** Start of EXCERPTED RECORDS **
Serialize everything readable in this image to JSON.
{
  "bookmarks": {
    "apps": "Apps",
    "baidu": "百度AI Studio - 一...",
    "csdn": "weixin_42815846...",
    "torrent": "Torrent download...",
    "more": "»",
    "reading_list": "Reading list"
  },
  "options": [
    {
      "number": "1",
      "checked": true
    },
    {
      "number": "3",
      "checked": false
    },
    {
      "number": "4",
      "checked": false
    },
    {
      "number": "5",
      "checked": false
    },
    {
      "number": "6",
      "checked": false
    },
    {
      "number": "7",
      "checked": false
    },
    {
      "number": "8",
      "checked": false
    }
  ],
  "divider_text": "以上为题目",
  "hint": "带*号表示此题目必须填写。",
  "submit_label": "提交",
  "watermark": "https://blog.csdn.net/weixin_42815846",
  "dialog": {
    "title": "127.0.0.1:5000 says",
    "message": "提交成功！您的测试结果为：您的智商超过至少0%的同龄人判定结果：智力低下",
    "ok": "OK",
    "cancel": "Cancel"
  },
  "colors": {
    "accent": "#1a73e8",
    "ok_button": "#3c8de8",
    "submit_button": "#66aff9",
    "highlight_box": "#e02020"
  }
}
** End of EXCERPTED RECORDS **
** Start of EXCERPTED RECORDS **
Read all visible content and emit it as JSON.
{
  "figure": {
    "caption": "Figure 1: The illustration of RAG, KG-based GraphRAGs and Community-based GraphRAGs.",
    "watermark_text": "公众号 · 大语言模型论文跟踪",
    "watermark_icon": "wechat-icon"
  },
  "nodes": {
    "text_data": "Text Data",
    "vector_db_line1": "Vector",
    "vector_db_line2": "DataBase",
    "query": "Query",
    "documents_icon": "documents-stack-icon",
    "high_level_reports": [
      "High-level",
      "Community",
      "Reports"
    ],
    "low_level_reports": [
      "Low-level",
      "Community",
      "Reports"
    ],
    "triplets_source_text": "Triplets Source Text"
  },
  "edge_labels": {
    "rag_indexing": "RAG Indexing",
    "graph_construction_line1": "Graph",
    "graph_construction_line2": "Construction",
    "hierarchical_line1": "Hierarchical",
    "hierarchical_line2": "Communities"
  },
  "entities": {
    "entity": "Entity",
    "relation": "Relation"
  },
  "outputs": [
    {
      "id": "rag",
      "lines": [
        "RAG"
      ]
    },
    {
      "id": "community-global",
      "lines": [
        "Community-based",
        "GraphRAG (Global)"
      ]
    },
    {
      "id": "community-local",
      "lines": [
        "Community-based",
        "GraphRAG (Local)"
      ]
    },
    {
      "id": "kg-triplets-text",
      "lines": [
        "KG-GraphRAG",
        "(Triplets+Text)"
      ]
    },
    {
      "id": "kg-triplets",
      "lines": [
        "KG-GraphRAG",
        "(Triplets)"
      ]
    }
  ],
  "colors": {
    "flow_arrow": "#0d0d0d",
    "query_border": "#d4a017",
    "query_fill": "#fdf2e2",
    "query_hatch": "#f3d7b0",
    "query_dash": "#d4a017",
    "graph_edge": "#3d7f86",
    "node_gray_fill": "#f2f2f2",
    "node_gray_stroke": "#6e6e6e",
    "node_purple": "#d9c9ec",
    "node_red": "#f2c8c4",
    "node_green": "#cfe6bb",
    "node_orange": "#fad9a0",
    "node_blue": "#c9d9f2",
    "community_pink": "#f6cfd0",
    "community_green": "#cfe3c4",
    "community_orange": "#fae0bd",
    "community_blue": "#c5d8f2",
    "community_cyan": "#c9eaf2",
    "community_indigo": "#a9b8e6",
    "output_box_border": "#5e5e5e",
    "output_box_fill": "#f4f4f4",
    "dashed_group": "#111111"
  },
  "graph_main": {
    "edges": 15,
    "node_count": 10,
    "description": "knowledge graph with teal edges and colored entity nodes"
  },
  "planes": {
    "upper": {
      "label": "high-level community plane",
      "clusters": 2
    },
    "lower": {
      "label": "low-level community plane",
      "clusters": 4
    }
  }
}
** End of EXCERPTED RECORDS **
■ **TASK DIRECTIONS**
Locate each line with the word "nodes" and copy it.

■ **TASK ANSWER**
  "nodes": {
    "description": "knowledge graph with teal edges and colored entity nodes"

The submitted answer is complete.